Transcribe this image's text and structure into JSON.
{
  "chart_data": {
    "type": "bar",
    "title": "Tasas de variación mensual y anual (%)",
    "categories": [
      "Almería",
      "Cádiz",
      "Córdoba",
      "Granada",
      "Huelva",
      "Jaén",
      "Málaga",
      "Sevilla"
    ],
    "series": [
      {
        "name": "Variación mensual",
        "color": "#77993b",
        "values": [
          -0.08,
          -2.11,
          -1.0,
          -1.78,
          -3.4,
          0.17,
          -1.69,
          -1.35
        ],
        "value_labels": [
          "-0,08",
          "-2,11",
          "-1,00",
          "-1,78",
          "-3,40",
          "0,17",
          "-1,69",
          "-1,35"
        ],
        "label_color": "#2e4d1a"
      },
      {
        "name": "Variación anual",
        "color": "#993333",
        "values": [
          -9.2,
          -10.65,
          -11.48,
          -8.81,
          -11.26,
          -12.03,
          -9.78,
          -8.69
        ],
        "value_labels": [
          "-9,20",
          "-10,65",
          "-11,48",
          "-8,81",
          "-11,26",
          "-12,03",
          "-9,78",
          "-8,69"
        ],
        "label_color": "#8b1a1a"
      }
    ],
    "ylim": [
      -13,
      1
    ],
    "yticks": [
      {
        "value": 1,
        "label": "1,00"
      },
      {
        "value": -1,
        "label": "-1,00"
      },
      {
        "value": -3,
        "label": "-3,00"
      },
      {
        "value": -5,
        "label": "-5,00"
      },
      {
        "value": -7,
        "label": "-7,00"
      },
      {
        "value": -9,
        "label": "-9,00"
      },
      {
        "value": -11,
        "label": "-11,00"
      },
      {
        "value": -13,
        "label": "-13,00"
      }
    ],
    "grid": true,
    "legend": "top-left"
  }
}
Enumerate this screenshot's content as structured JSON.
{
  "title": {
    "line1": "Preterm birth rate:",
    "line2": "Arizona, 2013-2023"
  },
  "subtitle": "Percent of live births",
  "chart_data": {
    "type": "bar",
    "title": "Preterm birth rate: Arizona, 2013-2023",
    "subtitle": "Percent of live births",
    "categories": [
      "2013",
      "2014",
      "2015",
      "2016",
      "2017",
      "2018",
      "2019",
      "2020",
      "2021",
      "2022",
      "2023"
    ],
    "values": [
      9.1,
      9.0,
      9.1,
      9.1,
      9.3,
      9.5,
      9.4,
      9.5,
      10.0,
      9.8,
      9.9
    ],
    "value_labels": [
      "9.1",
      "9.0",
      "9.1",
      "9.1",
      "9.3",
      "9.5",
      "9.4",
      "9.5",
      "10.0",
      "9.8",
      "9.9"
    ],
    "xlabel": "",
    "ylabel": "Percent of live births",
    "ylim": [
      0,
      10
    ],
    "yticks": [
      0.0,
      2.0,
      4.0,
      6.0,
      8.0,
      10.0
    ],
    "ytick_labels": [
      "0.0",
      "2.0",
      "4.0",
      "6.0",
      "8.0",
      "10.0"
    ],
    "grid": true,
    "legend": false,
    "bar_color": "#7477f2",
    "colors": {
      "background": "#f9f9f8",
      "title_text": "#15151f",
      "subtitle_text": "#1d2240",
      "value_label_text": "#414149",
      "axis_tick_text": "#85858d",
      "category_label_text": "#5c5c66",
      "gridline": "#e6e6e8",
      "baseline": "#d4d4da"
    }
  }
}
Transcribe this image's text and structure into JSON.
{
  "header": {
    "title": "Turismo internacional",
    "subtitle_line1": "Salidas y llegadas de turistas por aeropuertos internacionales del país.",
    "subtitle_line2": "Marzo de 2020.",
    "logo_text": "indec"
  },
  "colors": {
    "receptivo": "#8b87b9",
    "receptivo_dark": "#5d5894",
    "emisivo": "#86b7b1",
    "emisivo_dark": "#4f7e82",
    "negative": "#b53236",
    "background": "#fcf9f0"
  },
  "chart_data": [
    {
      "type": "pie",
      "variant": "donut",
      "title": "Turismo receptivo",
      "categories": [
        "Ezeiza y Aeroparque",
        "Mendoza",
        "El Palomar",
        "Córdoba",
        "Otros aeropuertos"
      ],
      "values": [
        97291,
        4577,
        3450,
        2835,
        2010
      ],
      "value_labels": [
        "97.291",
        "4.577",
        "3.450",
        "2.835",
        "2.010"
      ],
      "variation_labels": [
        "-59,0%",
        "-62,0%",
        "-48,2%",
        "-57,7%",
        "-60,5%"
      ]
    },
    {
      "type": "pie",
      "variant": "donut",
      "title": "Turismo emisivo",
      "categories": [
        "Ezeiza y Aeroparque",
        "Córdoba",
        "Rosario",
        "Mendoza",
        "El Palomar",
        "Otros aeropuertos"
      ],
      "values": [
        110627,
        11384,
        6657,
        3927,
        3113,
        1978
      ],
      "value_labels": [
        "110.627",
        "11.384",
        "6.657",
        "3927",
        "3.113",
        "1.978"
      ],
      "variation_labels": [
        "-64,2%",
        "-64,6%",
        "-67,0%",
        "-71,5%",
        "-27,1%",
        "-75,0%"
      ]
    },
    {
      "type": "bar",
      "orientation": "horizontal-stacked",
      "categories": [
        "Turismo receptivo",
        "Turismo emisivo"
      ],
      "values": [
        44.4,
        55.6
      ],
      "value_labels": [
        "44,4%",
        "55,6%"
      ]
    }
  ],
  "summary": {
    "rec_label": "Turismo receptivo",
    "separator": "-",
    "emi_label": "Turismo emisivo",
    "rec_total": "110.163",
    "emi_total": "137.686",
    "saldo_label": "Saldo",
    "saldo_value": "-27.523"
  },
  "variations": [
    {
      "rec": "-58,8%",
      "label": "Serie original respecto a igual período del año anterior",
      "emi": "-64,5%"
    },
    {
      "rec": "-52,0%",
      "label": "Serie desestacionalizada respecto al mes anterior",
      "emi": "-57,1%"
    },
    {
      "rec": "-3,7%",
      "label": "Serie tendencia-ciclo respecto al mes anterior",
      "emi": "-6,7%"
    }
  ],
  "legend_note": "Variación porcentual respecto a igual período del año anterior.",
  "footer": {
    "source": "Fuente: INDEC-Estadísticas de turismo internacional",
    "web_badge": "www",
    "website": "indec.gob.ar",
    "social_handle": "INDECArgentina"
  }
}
────────────────────────────────────────
## Given request
Find all lines holding the string "name" and copy them.

## Full output
        "name": "Variación mensual",
        "name": "Variación anual",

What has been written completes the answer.